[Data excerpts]

== == ==

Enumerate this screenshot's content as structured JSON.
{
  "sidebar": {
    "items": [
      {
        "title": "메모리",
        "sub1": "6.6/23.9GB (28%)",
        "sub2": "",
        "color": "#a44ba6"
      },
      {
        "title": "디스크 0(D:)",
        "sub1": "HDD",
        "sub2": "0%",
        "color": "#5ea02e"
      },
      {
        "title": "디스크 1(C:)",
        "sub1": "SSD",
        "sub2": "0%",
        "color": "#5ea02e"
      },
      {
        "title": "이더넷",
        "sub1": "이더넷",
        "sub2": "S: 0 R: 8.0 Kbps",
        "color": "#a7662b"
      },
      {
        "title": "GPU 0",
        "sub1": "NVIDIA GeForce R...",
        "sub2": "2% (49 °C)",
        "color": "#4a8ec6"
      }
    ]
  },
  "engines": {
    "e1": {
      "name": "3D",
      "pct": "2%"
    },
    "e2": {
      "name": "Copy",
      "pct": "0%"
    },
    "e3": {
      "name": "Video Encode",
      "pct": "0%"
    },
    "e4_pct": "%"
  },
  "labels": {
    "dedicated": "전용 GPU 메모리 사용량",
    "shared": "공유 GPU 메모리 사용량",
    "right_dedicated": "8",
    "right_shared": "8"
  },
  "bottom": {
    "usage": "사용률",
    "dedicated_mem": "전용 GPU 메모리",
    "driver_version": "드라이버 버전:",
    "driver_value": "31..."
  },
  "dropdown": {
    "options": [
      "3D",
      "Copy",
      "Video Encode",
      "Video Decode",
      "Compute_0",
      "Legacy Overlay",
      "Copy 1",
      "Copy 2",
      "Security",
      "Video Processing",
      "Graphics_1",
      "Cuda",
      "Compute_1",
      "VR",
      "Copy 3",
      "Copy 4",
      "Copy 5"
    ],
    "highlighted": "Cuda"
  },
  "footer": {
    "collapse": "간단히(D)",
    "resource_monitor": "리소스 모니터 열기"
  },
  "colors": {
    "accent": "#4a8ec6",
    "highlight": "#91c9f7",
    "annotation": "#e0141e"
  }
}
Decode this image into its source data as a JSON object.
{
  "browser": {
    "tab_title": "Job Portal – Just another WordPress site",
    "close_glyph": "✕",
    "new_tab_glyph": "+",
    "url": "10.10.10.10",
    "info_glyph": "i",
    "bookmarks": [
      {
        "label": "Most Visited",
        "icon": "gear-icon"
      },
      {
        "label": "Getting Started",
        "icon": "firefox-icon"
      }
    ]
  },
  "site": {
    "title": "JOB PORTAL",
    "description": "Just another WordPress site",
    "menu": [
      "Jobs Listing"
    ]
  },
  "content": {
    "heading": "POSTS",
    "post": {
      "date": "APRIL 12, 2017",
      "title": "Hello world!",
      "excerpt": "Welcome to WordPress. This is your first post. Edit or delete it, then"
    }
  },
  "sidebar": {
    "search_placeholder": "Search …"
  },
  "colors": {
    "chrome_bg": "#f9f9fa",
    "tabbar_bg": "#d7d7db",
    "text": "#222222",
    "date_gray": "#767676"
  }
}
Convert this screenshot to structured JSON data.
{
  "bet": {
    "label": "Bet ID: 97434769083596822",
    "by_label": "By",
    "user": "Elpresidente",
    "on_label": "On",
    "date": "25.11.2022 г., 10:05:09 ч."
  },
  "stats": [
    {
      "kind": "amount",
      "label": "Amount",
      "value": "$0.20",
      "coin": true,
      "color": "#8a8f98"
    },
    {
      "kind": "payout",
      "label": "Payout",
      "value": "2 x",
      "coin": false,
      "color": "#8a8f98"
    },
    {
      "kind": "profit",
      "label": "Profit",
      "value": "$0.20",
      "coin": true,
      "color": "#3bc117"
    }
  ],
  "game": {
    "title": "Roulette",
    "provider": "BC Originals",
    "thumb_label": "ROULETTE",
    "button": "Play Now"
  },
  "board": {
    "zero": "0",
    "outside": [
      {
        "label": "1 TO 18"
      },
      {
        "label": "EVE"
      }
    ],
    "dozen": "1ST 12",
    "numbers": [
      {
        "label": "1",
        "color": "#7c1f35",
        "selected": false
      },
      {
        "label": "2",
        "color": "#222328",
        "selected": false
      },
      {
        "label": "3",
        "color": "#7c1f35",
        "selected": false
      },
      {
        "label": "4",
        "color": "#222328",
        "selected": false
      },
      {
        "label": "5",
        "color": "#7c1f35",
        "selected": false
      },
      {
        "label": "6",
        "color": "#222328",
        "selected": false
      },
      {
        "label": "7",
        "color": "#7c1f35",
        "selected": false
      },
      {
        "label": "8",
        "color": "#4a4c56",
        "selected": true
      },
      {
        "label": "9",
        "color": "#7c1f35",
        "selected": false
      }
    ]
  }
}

== == ==

* Task directions: Go through the data and count each line that has the word "Video", then give the total alone.

* Output below: 4